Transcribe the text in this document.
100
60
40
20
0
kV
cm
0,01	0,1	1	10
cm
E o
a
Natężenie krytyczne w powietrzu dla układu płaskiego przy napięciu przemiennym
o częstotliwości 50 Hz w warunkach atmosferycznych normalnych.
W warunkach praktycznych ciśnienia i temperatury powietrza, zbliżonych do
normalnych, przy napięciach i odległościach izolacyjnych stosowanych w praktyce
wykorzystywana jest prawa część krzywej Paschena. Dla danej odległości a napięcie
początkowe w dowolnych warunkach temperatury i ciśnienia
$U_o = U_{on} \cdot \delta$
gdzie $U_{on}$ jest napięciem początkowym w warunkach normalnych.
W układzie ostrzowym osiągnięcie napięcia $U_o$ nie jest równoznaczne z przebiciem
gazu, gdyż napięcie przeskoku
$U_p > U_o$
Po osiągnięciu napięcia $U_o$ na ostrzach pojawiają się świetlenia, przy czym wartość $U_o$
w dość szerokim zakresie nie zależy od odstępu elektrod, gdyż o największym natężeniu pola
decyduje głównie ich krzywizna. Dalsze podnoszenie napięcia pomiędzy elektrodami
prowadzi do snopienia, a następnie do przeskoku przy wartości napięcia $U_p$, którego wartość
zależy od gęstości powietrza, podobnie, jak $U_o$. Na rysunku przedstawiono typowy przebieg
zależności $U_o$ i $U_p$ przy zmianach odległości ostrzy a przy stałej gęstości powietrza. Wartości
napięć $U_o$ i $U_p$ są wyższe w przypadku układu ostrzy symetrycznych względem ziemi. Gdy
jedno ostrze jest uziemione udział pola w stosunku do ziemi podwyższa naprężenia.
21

━━━━━━━━━━

What to work on — Reproduce all data above, unchanged.

Result —
Transcribe the text in this document.
100
60
40
20
0
kV
cm
0,01	0,1	1	10
cm
E o
a
Natężenie krytyczne w powietrzu dla układu płaskiego przy napięciu przemiennym
o częstotliwości 50 Hz w warunkach atmosferycznych normalnych.
W warunkach praktycznych ciśnienia i temperatury powietrza, zbliżonych do
normalnych, przy napięciach i odległościach izolacyjnych stosowanych w praktyce
wykorzystywana jest prawa część krzywej Paschena. Dla danej odległości a napięcie
początkowe w dowolnych warunkach temperatury i ciśnienia
$U_o = U_{on} \cdot \delta$
gdzie $U_{on}$ jest napięciem początkowym w warunkach normalnych.
W układzie ostrzowym osiągnięcie napięcia $U_o$ nie jest równoznaczne z przebiciem
gazu, gdyż napięcie przeskoku
$U_p > U_o$
Po osiągnięciu napięcia $U_o$ na ostrzach pojawiają się świetlenia, przy czym wartość $U_o$
w dość szerokim zakresie nie zależy od odstępu elektrod, gdyż o największym natężeniu pola
decyduje głównie ich krzywizna. Dalsze podnoszenie napięcia pomiędzy elektrodami
prowadzi do snopienia, a następnie do przeskoku przy wartości napięcia $U_p$, którego wartość
zależy od gęstości powietrza, podobnie, jak $U_o$. Na rysunku przedstawiono typowy przebieg
zależności $U_o$ i $U_p$ przy zmianach odległości ostrzy a przy stałej gęstości powietrza. Wartości
napięć $U_o$ i $U_p$ są wyższe w przypadku układu ostrzy symetrycznych względem ziemi. Gdy
jedno ostrze jest uziemione udział pola w stosunku do ziemi podwyższa naprężenia.
21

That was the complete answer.